- _WHAT YOU NEED TO DO_
Select each line where the word "nodes" appears.

- _RECORDS TO PROCESS_
================
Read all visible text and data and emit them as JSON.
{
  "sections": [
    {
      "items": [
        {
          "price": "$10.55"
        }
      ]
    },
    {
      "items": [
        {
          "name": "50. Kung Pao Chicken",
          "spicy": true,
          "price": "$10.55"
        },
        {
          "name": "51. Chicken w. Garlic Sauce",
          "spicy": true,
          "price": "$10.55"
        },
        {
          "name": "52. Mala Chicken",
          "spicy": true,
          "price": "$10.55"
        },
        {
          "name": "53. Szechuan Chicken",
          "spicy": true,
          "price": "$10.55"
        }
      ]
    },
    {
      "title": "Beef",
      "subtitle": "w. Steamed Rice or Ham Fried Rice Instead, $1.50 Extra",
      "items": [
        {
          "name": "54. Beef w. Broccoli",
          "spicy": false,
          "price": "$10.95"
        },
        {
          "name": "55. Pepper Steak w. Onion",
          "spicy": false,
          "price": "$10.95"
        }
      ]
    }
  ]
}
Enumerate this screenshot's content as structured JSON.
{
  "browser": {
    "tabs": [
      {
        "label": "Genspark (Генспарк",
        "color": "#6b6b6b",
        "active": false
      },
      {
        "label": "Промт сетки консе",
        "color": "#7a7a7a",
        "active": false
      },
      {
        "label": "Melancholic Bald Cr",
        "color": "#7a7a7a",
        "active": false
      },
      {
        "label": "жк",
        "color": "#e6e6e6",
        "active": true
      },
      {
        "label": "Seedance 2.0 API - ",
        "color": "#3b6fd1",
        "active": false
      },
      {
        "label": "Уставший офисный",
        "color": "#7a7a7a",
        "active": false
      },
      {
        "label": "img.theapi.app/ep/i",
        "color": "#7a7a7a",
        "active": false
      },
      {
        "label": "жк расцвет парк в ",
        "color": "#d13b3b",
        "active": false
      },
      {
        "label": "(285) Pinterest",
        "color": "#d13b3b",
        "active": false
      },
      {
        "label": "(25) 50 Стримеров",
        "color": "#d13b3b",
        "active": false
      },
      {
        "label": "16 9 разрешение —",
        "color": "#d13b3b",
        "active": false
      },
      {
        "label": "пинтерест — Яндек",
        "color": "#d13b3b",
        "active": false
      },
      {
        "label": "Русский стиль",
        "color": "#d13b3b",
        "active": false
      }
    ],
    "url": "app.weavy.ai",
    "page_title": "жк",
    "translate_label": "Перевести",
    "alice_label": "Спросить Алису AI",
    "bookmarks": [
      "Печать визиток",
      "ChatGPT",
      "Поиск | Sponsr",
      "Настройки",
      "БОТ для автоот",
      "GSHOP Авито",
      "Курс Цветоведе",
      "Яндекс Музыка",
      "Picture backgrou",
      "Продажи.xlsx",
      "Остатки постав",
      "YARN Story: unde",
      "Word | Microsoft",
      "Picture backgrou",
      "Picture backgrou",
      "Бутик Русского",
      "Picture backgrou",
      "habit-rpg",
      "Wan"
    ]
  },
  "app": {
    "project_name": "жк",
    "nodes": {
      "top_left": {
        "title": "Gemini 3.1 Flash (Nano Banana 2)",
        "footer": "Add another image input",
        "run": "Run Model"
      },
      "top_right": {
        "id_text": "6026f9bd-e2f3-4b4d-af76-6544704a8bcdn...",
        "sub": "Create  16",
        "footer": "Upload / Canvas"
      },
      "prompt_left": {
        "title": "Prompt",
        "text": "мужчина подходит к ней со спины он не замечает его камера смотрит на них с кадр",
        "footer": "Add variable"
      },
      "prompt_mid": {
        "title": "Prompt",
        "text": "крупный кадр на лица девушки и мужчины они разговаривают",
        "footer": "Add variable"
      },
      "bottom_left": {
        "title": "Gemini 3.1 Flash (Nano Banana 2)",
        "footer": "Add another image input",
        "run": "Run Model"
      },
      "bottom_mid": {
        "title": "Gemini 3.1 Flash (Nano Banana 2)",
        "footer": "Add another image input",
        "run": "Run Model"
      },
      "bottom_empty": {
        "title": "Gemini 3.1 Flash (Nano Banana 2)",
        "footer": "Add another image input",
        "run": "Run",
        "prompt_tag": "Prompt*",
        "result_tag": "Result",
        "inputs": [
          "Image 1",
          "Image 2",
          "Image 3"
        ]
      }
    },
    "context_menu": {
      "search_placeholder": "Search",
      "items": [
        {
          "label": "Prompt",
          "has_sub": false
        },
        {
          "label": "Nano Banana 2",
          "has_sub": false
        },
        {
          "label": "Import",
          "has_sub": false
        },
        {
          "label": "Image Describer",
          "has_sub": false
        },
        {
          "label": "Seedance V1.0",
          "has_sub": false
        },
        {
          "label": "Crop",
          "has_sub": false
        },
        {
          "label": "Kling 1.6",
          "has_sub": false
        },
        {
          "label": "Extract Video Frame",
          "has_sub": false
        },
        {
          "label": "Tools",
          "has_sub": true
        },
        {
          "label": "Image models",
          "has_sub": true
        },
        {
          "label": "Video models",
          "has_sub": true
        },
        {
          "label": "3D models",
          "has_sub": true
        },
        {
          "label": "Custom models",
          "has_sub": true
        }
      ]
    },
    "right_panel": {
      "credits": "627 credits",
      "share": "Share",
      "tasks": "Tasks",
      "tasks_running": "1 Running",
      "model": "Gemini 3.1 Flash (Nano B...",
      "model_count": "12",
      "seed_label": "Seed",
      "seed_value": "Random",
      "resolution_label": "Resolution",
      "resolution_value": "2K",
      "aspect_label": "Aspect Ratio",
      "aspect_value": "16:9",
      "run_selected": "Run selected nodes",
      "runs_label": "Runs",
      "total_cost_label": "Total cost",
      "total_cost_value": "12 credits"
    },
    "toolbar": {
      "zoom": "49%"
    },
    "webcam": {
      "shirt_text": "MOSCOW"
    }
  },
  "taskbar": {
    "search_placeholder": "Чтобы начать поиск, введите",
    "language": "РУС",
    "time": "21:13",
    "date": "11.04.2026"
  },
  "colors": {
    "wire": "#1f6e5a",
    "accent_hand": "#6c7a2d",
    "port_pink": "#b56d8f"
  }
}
================
- _EXERCISE SOLUTION_
    "nodes": {
      "run_selected": "Run selected nodes",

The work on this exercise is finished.